Return only the number of lines holding the word "problem".

# # # # # # #

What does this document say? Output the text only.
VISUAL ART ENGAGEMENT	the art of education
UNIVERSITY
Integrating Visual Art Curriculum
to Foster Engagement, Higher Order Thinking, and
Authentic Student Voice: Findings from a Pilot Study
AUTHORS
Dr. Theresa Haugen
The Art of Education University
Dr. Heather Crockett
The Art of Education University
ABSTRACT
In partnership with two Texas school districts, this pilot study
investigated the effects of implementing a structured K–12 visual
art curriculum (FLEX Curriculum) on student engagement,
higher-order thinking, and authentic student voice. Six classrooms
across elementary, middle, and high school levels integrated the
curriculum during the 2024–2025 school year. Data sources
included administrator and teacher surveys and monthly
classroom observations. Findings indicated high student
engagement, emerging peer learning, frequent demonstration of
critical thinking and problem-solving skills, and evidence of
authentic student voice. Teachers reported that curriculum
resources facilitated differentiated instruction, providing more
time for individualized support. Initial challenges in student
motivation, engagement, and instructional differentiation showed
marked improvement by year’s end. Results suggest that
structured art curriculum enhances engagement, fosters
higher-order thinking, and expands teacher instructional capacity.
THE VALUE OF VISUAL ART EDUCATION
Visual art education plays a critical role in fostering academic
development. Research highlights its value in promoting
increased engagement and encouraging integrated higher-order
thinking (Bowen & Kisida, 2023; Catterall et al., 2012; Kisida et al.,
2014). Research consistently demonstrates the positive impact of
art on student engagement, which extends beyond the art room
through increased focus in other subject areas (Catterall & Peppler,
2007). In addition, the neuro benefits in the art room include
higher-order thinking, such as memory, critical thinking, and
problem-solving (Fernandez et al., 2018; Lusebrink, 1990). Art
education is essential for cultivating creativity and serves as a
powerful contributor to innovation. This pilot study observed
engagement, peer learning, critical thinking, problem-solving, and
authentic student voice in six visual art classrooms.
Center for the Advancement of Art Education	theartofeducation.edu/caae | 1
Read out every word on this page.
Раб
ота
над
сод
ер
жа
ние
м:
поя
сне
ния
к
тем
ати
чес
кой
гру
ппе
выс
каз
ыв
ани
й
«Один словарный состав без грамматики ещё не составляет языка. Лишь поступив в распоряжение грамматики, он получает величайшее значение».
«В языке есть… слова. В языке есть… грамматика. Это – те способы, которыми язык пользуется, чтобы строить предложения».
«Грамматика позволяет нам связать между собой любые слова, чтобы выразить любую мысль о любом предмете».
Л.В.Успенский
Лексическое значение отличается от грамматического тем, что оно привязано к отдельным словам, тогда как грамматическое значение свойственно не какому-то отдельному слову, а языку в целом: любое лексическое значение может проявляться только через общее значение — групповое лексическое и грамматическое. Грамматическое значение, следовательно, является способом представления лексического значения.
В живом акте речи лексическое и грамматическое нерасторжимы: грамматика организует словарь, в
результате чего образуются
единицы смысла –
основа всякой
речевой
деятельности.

# # # # # # #

SOLUTION TO THE EXERCISE: 3